→ **ITEMS**
/---

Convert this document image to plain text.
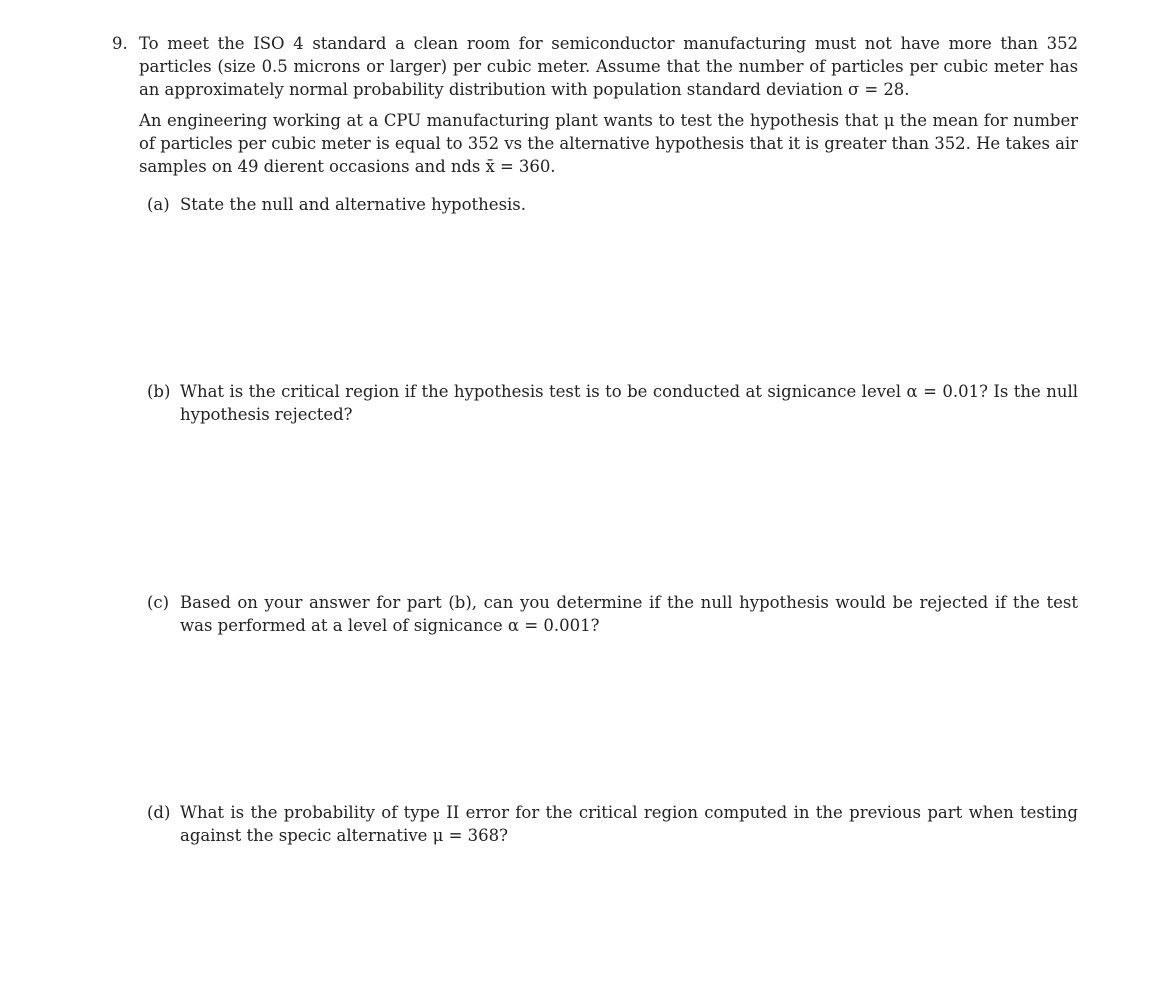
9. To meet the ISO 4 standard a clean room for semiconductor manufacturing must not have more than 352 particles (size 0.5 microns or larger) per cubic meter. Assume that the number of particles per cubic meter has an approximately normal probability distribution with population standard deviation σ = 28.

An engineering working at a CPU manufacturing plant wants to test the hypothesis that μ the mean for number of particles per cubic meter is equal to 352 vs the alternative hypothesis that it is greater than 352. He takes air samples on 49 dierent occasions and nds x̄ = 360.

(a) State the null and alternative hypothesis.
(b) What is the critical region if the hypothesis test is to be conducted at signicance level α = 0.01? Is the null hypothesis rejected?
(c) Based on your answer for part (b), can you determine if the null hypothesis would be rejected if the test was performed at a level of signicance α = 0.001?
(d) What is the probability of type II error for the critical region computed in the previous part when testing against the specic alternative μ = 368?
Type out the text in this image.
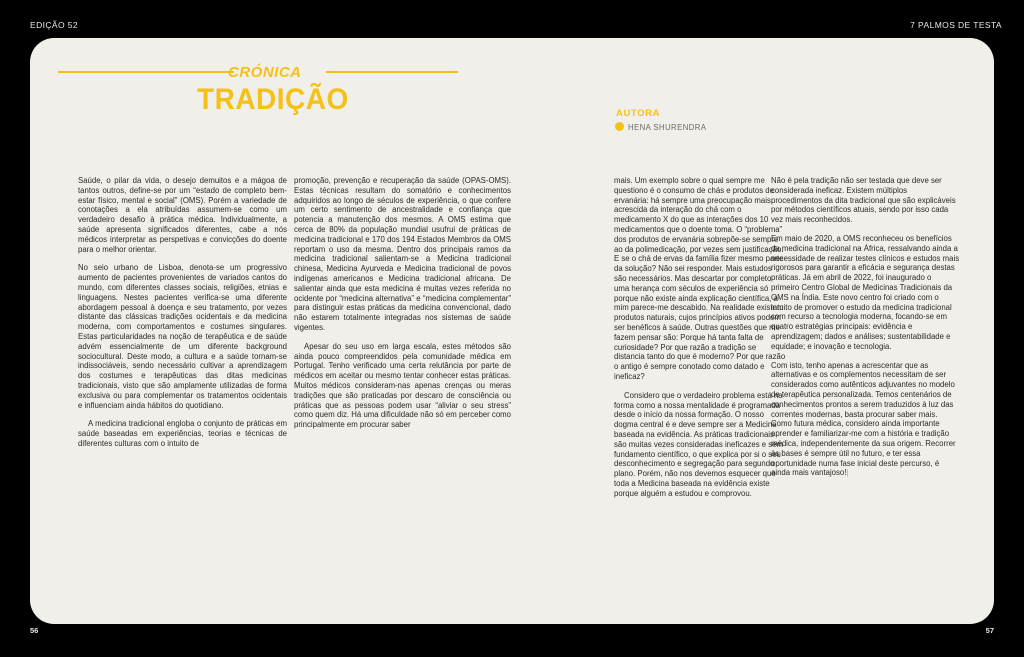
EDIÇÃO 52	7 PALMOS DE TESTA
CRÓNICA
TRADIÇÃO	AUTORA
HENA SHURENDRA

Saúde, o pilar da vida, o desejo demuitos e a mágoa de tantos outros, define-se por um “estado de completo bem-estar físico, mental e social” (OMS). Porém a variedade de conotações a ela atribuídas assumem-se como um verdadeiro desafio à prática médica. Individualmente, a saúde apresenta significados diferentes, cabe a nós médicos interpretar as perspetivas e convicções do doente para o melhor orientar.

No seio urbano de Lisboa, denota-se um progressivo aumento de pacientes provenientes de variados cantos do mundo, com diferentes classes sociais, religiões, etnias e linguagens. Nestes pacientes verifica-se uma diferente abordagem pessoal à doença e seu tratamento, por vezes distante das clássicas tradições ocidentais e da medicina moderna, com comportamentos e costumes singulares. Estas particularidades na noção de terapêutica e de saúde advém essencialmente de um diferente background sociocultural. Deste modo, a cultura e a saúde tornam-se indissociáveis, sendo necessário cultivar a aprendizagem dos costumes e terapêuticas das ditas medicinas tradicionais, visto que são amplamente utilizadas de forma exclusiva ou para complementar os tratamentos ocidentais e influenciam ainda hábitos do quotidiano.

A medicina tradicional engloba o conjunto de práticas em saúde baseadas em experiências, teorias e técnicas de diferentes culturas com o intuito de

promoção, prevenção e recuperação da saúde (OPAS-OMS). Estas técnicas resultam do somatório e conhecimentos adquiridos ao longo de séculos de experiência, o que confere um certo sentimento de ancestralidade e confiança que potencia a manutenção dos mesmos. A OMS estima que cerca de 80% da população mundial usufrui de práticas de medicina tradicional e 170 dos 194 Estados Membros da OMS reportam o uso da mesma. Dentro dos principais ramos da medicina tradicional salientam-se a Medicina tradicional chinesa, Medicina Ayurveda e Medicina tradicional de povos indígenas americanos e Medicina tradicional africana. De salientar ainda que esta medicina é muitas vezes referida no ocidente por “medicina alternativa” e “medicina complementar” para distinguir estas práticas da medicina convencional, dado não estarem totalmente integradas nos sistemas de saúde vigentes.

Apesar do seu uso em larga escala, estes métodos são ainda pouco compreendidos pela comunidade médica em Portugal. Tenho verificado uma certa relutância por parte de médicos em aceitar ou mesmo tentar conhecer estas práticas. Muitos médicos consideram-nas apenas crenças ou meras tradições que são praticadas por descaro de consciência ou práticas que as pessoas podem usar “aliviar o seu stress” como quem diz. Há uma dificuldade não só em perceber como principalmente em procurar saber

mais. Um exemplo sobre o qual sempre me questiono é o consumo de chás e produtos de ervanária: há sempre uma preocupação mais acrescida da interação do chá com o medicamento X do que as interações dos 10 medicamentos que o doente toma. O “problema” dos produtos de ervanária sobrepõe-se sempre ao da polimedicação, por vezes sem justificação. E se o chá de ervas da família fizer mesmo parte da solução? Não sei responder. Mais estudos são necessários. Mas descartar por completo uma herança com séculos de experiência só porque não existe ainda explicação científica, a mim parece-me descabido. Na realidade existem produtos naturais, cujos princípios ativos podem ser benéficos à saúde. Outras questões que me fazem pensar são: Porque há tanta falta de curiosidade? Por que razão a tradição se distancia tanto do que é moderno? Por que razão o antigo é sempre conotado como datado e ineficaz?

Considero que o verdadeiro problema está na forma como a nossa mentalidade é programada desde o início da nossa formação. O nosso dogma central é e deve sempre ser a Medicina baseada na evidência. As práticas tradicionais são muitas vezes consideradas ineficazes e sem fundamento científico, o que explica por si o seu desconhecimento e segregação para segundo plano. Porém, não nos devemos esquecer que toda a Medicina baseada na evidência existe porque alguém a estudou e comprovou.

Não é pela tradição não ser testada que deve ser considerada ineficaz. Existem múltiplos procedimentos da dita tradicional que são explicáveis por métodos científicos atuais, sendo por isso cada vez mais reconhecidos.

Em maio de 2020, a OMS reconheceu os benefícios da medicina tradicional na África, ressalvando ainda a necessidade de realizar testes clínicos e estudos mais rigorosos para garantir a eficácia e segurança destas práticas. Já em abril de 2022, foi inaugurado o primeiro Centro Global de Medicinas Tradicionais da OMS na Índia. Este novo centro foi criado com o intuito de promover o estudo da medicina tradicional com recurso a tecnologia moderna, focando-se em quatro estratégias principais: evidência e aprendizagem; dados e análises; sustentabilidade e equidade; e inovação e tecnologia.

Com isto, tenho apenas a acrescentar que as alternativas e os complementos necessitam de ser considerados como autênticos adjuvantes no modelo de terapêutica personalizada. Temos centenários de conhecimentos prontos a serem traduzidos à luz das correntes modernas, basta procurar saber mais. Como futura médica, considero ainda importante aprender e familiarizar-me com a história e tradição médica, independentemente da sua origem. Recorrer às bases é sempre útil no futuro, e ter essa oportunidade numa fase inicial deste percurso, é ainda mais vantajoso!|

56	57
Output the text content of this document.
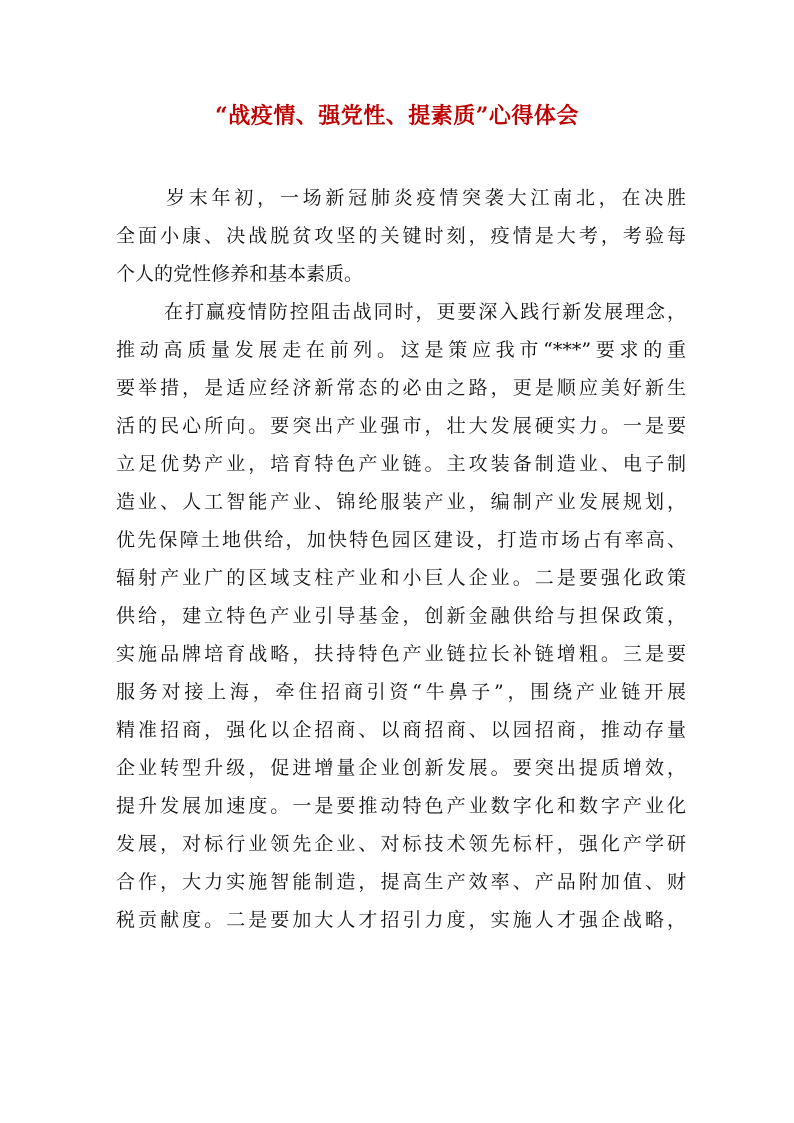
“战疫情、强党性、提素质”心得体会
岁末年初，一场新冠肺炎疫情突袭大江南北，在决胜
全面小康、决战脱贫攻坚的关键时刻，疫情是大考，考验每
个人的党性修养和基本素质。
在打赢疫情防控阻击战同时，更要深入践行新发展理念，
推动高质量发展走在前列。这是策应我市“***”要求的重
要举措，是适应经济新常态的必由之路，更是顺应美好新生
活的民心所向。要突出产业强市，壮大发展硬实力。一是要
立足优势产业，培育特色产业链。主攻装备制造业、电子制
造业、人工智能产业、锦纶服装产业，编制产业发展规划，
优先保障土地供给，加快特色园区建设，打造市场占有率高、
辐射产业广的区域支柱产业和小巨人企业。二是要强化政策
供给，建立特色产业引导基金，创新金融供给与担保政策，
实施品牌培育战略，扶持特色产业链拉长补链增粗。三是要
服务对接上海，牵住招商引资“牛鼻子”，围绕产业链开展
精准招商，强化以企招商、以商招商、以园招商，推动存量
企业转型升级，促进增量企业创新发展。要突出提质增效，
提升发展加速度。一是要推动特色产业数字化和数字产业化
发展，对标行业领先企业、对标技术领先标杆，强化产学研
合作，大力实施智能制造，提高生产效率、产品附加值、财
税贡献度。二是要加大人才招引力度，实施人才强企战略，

\---

→ **DIRECTIVE**
Retype all of the entries exactly as written, leaving out any images.

→ **REPLY**
Convert this document image to plain text.
9. To meet the ISO 4 standard a clean room for semiconductor manufacturing must not have more than 352 particles (size 0.5 microns or larger) per cubic meter. Assume that the number of particles per cubic meter has an approximately normal probability distribution with population standard deviation σ = 28.

An engineering working at a CPU manufacturing plant wants to test the hypothesis that μ the mean for number of particles per cubic meter is equal to 352 vs the alternative hypothesis that it is greater than 352. He takes air samples on 49 dierent occasions and nds x̄ = 360.

(a) State the null and alternative hypothesis.
(b) What is the critical region if the hypothesis test is to be conducted at signicance level α = 0.01? Is the null hypothesis rejected?
(c) Based on your answer for part (b), can you determine if the null hypothesis would be rejected if the test was performed at a level of signicance α = 0.001?
(d) What is the probability of type II error for the critical region computed in the previous part when testing against the specic alternative μ = 368?
Type out the text in this image.
EDIÇÃO 52	7 PALMOS DE TESTA
CRÓNICA
TRADIÇÃO	AUTORA
HENA SHURENDRA

Saúde, o pilar da vida, o desejo demuitos e a mágoa de tantos outros, define-se por um “estado de completo bem-estar físico, mental e social” (OMS). Porém a variedade de conotações a ela atribuídas assumem-se como um verdadeiro desafio à prática médica. Individualmente, a saúde apresenta significados diferentes, cabe a nós médicos interpretar as perspetivas e convicções do doente para o melhor orientar.

No seio urbano de Lisboa, denota-se um progressivo aumento de pacientes provenientes de variados cantos do mundo, com diferentes classes sociais, religiões, etnias e linguagens. Nestes pacientes verifica-se uma diferente abordagem pessoal à doença e seu tratamento, por vezes distante das clássicas tradições ocidentais e da medicina moderna, com comportamentos e costumes singulares. Estas particularidades na noção de terapêutica e de saúde advém essencialmente de um diferente background sociocultural. Deste modo, a cultura e a saúde tornam-se indissociáveis, sendo necessário cultivar a aprendizagem dos costumes e terapêuticas das ditas medicinas tradicionais, visto que são amplamente utilizadas de forma exclusiva ou para complementar os tratamentos ocidentais e influenciam ainda hábitos do quotidiano.

A medicina tradicional engloba o conjunto de práticas em saúde baseadas em experiências, teorias e técnicas de diferentes culturas com o intuito de

promoção, prevenção e recuperação da saúde (OPAS-OMS). Estas técnicas resultam do somatório e conhecimentos adquiridos ao longo de séculos de experiência, o que confere um certo sentimento de ancestralidade e confiança que potencia a manutenção dos mesmos. A OMS estima que cerca de 80% da população mundial usufrui de práticas de medicina tradicional e 170 dos 194 Estados Membros da OMS reportam o uso da mesma. Dentro dos principais ramos da medicina tradicional salientam-se a Medicina tradicional chinesa, Medicina Ayurveda e Medicina tradicional de povos indígenas americanos e Medicina tradicional africana. De salientar ainda que esta medicina é muitas vezes referida no ocidente por “medicina alternativa” e “medicina complementar” para distinguir estas práticas da medicina convencional, dado não estarem totalmente integradas nos sistemas de saúde vigentes.

Apesar do seu uso em larga escala, estes métodos são ainda pouco compreendidos pela comunidade médica em Portugal. Tenho verificado uma certa relutância por parte de médicos em aceitar ou mesmo tentar conhecer estas práticas. Muitos médicos consideram-nas apenas crenças ou meras tradições que são praticadas por descaro de consciência ou práticas que as pessoas podem usar “aliviar o seu stress” como quem diz. Há uma dificuldade não só em perceber como principalmente em procurar saber

mais. Um exemplo sobre o qual sempre me questiono é o consumo de chás e produtos de ervanária: há sempre uma preocupação mais acrescida da interação do chá com o medicamento X do que as interações dos 10 medicamentos que o doente toma. O “problema” dos produtos de ervanária sobrepõe-se sempre ao da polimedicação, por vezes sem justificação. E se o chá de ervas da família fizer mesmo parte da solução? Não sei responder. Mais estudos são necessários. Mas descartar por completo uma herança com séculos de experiência só porque não existe ainda explicação científica, a mim parece-me descabido. Na realidade existem produtos naturais, cujos princípios ativos podem ser benéficos à saúde. Outras questões que me fazem pensar são: Porque há tanta falta de curiosidade? Por que razão a tradição se distancia tanto do que é moderno? Por que razão o antigo é sempre conotado como datado e ineficaz?

Considero que o verdadeiro problema está na forma como a nossa mentalidade é programada desde o início da nossa formação. O nosso dogma central é e deve sempre ser a Medicina baseada na evidência. As práticas tradicionais são muitas vezes consideradas ineficazes e sem fundamento científico, o que explica por si o seu desconhecimento e segregação para segundo plano. Porém, não nos devemos esquecer que toda a Medicina baseada na evidência existe porque alguém a estudou e comprovou.

Não é pela tradição não ser testada que deve ser considerada ineficaz. Existem múltiplos procedimentos da dita tradicional que são explicáveis por métodos científicos atuais, sendo por isso cada vez mais reconhecidos.

Em maio de 2020, a OMS reconheceu os benefícios da medicina tradicional na África, ressalvando ainda a necessidade de realizar testes clínicos e estudos mais rigorosos para garantir a eficácia e segurança destas práticas. Já em abril de 2022, foi inaugurado o primeiro Centro Global de Medicinas Tradicionais da OMS na Índia. Este novo centro foi criado com o intuito de promover o estudo da medicina tradicional com recurso a tecnologia moderna, focando-se em quatro estratégias principais: evidência e aprendizagem; dados e análises; sustentabilidade e equidade; e inovação e tecnologia.

Com isto, tenho apenas a acrescentar que as alternativas e os complementos necessitam de ser considerados como autênticos adjuvantes no modelo de terapêutica personalizada. Temos centenários de conhecimentos prontos a serem traduzidos à luz das correntes modernas, basta procurar saber mais. Como futura médica, considero ainda importante aprender e familiarizar-me com a história e tradição médica, independentemente da sua origem. Recorrer às bases é sempre útil no futuro, e ter essa oportunidade numa fase inicial deste percurso, é ainda mais vantajoso!|

56	57
Output the text content of this document.
“战疫情、强党性、提素质”心得体会
岁末年初，一场新冠肺炎疫情突袭大江南北，在决胜
全面小康、决战脱贫攻坚的关键时刻，疫情是大考，考验每
个人的党性修养和基本素质。
在打赢疫情防控阻击战同时，更要深入践行新发展理念，
推动高质量发展走在前列。这是策应我市“***”要求的重
要举措，是适应经济新常态的必由之路，更是顺应美好新生
活的民心所向。要突出产业强市，壮大发展硬实力。一是要
立足优势产业，培育特色产业链。主攻装备制造业、电子制
造业、人工智能产业、锦纶服装产业，编制产业发展规划，
优先保障土地供给，加快特色园区建设，打造市场占有率高、
辐射产业广的区域支柱产业和小巨人企业。二是要强化政策
供给，建立特色产业引导基金，创新金融供给与担保政策，
实施品牌培育战略，扶持特色产业链拉长补链增粗。三是要
服务对接上海，牵住招商引资“牛鼻子”，围绕产业链开展
精准招商，强化以企招商、以商招商、以园招商，推动存量
企业转型升级，促进增量企业创新发展。要突出提质增效，
提升发展加速度。一是要推动特色产业数字化和数字产业化
发展，对标行业领先企业、对标技术领先标杆，强化产学研
合作，大力实施智能制造，提高生产效率、产品附加值、财
税贡献度。二是要加大人才招引力度，实施人才强企战略，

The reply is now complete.